SHORT PROBLEM ->
Gather up every line from the entries below that uses the word "user".

PROVIDED DATA ->
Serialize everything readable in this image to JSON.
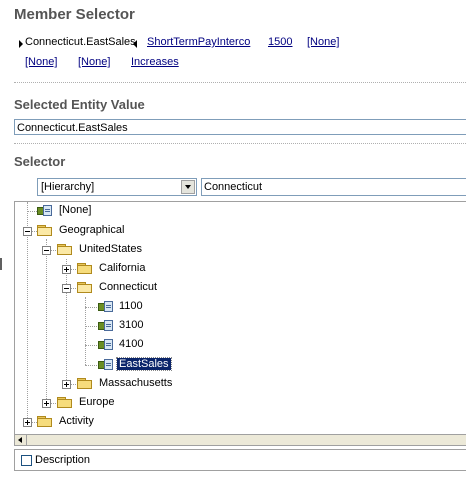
{
  "member_selector": {
    "title": "Member Selector",
    "pov_row1": [
      "Connecticut.EastSales",
      "ShortTermPayInterco",
      "1500",
      "[None]"
    ],
    "pov_row2": [
      "[None]",
      "[None]",
      "Increases"
    ]
  },
  "selected_entity": {
    "title": "Selected Entity Value",
    "value": "Connecticut.EastSales"
  },
  "selector": {
    "title": "Selector",
    "dropdown_value": "[Hierarchy]",
    "search_value": "Connecticut"
  },
  "tree": {
    "nodes": [
      {
        "label": "[None]",
        "type": "member"
      },
      {
        "label": "Geographical",
        "type": "folder-open",
        "state": "expanded"
      },
      {
        "label": "UnitedStates",
        "type": "folder-open",
        "state": "expanded"
      },
      {
        "label": "California",
        "type": "folder",
        "state": "collapsed"
      },
      {
        "label": "Connecticut",
        "type": "folder-open",
        "state": "expanded"
      },
      {
        "label": "1100",
        "type": "member"
      },
      {
        "label": "3100",
        "type": "member"
      },
      {
        "label": "4100",
        "type": "member"
      },
      {
        "label": "EastSales",
        "type": "member",
        "selected": true
      },
      {
        "label": "Massachusetts",
        "type": "folder",
        "state": "collapsed"
      },
      {
        "label": "Europe",
        "type": "folder",
        "state": "collapsed"
      },
      {
        "label": "Activity",
        "type": "folder",
        "state": "collapsed"
      }
    ]
  },
  "description": {
    "label": "Description",
    "checked": false
  },
  "colors": {
    "selection_bg": "#0a246a",
    "link": "#000080",
    "heading": "#555555"
  }
}
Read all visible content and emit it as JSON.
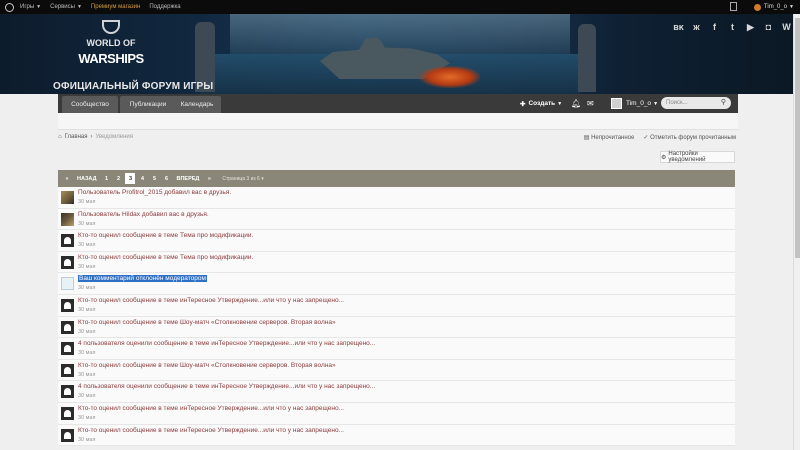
{
  "topbar": {
    "items": [
      {
        "label": "Игры"
      },
      {
        "label": "Сервисы"
      },
      {
        "label": "Премиум магазин"
      },
      {
        "label": "Поддержка"
      }
    ],
    "user": "Tim_0_o"
  },
  "banner": {
    "logo_line1": "WORLD OF",
    "logo_line2": "WARSHIPS",
    "forum_title": "ОФИЦИАЛЬНЫЙ ФОРУМ ИГРЫ",
    "social": [
      "vk-icon",
      "ok-icon",
      "facebook-icon",
      "twitter-icon",
      "youtube-icon",
      "twitch-icon",
      "wiki-icon"
    ]
  },
  "nav": {
    "tabs": [
      "Сообщество",
      "Публикации",
      "Календарь"
    ],
    "create": "Создать",
    "user": "Tim_0_o",
    "search_placeholder": "Поиск..."
  },
  "breadcrumb": {
    "home": "Главная",
    "current": "Уведомления"
  },
  "actions": {
    "unread": "Непрочитанное",
    "mark_read": "Отметить форум прочитанным",
    "settings": "Настройки уведомлений"
  },
  "pager": {
    "prev": "НАЗАД",
    "next": "ВПЕРЕД",
    "pages": [
      "1",
      "2",
      "3",
      "4",
      "5",
      "6"
    ],
    "info": "Страница 3 из 6"
  },
  "notifications": [
    {
      "text": "Пользователь Profitrol_2015 добавил вас в друзья.",
      "date": "30 мая"
    },
    {
      "text": "Пользователь Hildax добавил вас в друзья.",
      "date": "30 мая"
    },
    {
      "text": "Кто-то оценил сообщение в теме Тема про модификации.",
      "date": "30 мая"
    },
    {
      "text": "Кто-то оценил сообщение в теме Тема про модификации.",
      "date": "30 мая"
    },
    {
      "text": "Ваш комментарий отклонён модератором",
      "date": "30 мая"
    },
    {
      "text": "Кто-то оценил сообщение в теме инТересное Утверждение...или что у нас запрещено...",
      "date": "30 мая"
    },
    {
      "text": "Кто-то оценил сообщение в теме Шоу-матч «Столкновение серверов. Вторая волна»",
      "date": "30 мая"
    },
    {
      "text": "4 пользователя оценили сообщение в теме инТересное Утверждение...или что у нас запрещено...",
      "date": "30 мая"
    },
    {
      "text": "Кто-то оценил сообщение в теме Шоу-матч «Столкновение серверов. Вторая волна»",
      "date": "30 мая"
    },
    {
      "text": "4 пользователя оценили сообщение в теме инТересное Утверждение...или что у нас запрещено...",
      "date": "30 мая"
    },
    {
      "text": "Кто-то оценил сообщение в теме инТересное Утверждение...или что у нас запрещено...",
      "date": "30 мая"
    },
    {
      "text": "Кто-то оценил сообщение в теме инТересное Утверждение...или что у нас запрещено...",
      "date": "30 мая"
    }
  ]
}
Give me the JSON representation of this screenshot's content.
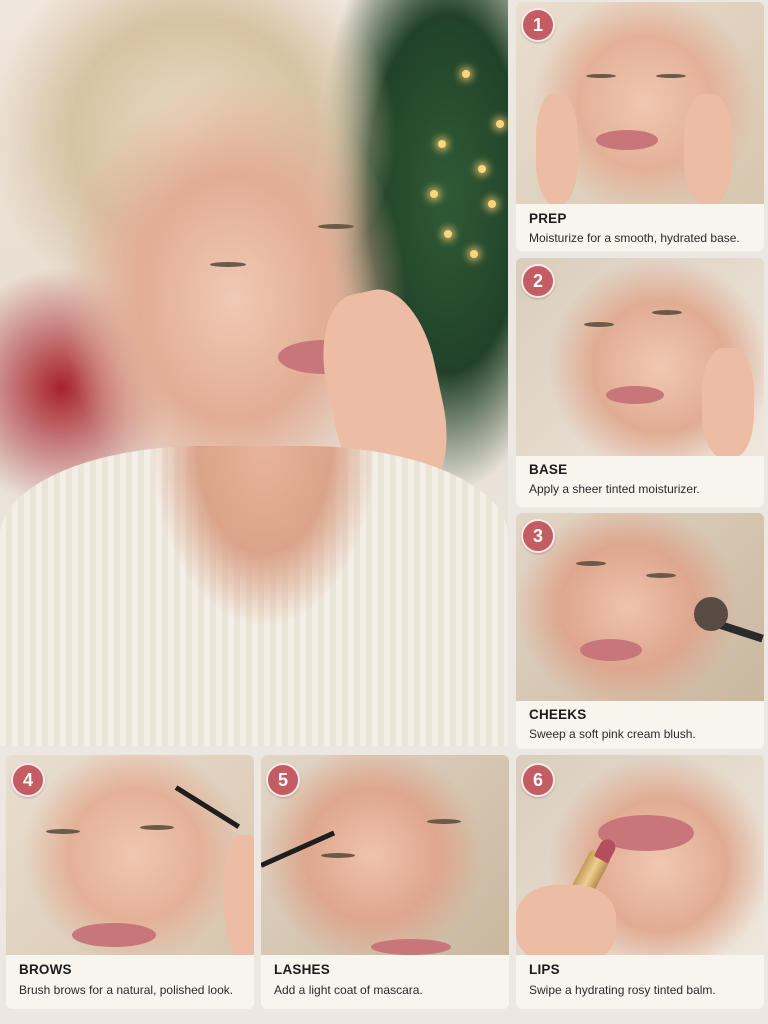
{
  "colors": {
    "badge": "#c45d63",
    "caption_bg": "#f8f4ee",
    "page_bg": "#ece7e1"
  },
  "hero": {
    "description": "Smiling woman with blonde updo in cream knit sweater, Christmas tree background"
  },
  "steps": [
    {
      "number": "1",
      "title": "PREP",
      "text": "Moisturize for a smooth, hydrated base."
    },
    {
      "number": "2",
      "title": "BASE",
      "text": "Apply a sheer tinted moisturizer."
    },
    {
      "number": "3",
      "title": "CHEEKS",
      "text": "Sweep a soft pink cream blush."
    },
    {
      "number": "4",
      "title": "BROWS",
      "text": "Brush brows for a natural, polished look."
    },
    {
      "number": "5",
      "title": "LASHES",
      "text": "Add a light coat of mascara."
    },
    {
      "number": "6",
      "title": "LIPS",
      "text": "Swipe a hydrating rosy tinted balm."
    }
  ]
}
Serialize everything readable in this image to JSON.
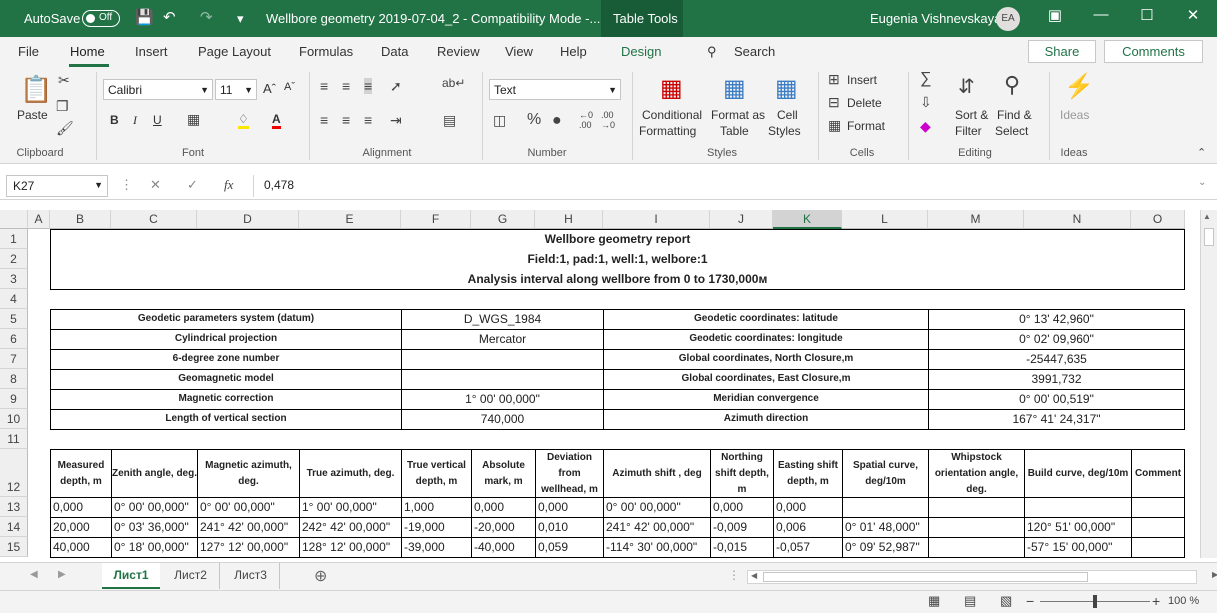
{
  "titlebar": {
    "autosave": "AutoSave",
    "toggle": "Off",
    "filename": "Wellbore geometry 2019-07-04_2  -  Compatibility Mode  -...",
    "table_tools": "Table Tools",
    "user": "Eugenia Vishnevskaya",
    "initials": "EA"
  },
  "tabs": [
    "File",
    "Home",
    "Insert",
    "Page Layout",
    "Formulas",
    "Data",
    "Review",
    "View",
    "Help",
    "Design"
  ],
  "search": "Search",
  "share": "Share",
  "comments": "Comments",
  "ribbon": {
    "clipboard": "Clipboard",
    "paste": "Paste",
    "font_group": "Font",
    "font_name": "Calibri",
    "font_size": "11",
    "alignment": "Alignment",
    "number": "Number",
    "number_format": "Text",
    "styles": "Styles",
    "cond1": "Conditional",
    "cond2": "Formatting",
    "fmt1": "Format as",
    "fmt2": "Table",
    "cell1": "Cell",
    "cell2": "Styles",
    "cells": "Cells",
    "insert": "Insert",
    "delete": "Delete",
    "format": "Format",
    "editing": "Editing",
    "sort1": "Sort &",
    "sort2": "Filter",
    "find1": "Find &",
    "find2": "Select",
    "ideas_group": "Ideas",
    "ideas": "Ideas"
  },
  "formula": {
    "namebox": "K27",
    "value": "0,478"
  },
  "columns": [
    "A",
    "B",
    "C",
    "D",
    "E",
    "F",
    "G",
    "H",
    "I",
    "J",
    "K",
    "L",
    "M",
    "N",
    "O"
  ],
  "rows": [
    "1",
    "2",
    "3",
    "4",
    "5",
    "6",
    "7",
    "8",
    "9",
    "10",
    "11",
    "12",
    "13",
    "14",
    "15"
  ],
  "report": {
    "title": "Wellbore geometry report",
    "field": "Field:1, pad:1, well:1, welbore:1",
    "interval": "Analysis interval along wellbore from 0 to    1730,000м"
  },
  "params": {
    "l5": "Geodetic parameters system (datum)",
    "v5": "D_WGS_1984",
    "r5": "Geodetic coordinates: latitude",
    "rv5": "0° 13' 42,960\"",
    "l6": "Cylindrical projection",
    "v6": "Mercator",
    "r6": "Geodetic coordinates: longitude",
    "rv6": "0° 02' 09,960\"",
    "l7": "6-degree zone number",
    "v7": "",
    "r7": "Global coordinates, North Closure,m",
    "rv7": "-25447,635",
    "l8": "Geomagnetic model",
    "v8": "",
    "r8": "Global coordinates, East Closure,m",
    "rv8": "3991,732",
    "l9": "Magnetic correction",
    "v9": "1° 00' 00,000\"",
    "r9": "Meridian convergence",
    "rv9": "0° 00' 00,519\"",
    "l10": "Length of vertical section",
    "v10": "740,000",
    "r10": "Azimuth direction",
    "rv10": "167° 41' 24,317\""
  },
  "table_headers": {
    "b": "Measured depth, m",
    "c": "Zenith angle, deg.",
    "d": "Magnetic azimuth, deg.",
    "e": "True azimuth, deg.",
    "f": "True vertical depth, m",
    "g": "Absolute mark, m",
    "h": "Deviation from wellhead, m",
    "i": "Azimuth shift , deg",
    "j": "Northing shift depth, m",
    "k": "Easting shift depth, m",
    "l": "Spatial curve, deg/10m",
    "m": "Whipstock orientation angle, deg.",
    "n": "Build curve, deg/10m",
    "o": "Comment"
  },
  "data_rows": [
    {
      "b": "0,000",
      "c": "0° 00' 00,000\"",
      "d": "0° 00' 00,000\"",
      "e": "1° 00' 00,000\"",
      "f": "1,000",
      "g": "0,000",
      "h": "0,000",
      "i": "0° 00' 00,000\"",
      "j": "0,000",
      "k": "0,000",
      "l": "",
      "m": "",
      "n": "",
      "o": ""
    },
    {
      "b": "20,000",
      "c": "0° 03' 36,000\"",
      "d": "241° 42' 00,000\"",
      "e": "242° 42' 00,000\"",
      "f": "-19,000",
      "g": "-20,000",
      "h": "0,010",
      "i": "241° 42' 00,000\"",
      "j": "-0,009",
      "k": "0,006",
      "l": "0° 01' 48,000\"",
      "m": "",
      "n": "120° 51' 00,000\"",
      "o": ""
    },
    {
      "b": "40,000",
      "c": "0° 18' 00,000\"",
      "d": "127° 12' 00,000\"",
      "e": "128° 12' 00,000\"",
      "f": "-39,000",
      "g": "-40,000",
      "h": "0,059",
      "i": "-114° 30' 00,000\"",
      "j": "-0,015",
      "k": "-0,057",
      "l": "0° 09' 52,987\"",
      "m": "",
      "n": "-57° 15' 00,000\"",
      "o": ""
    }
  ],
  "sheets": [
    "Лист1",
    "Лист2",
    "Лист3"
  ],
  "zoom": "100 %"
}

OUTPUT FOR THIS TASK ->
    "user": "Tim_0_o"
    "user": "Tim_0_o",
    "user": "Eugenia Vishnevskaya",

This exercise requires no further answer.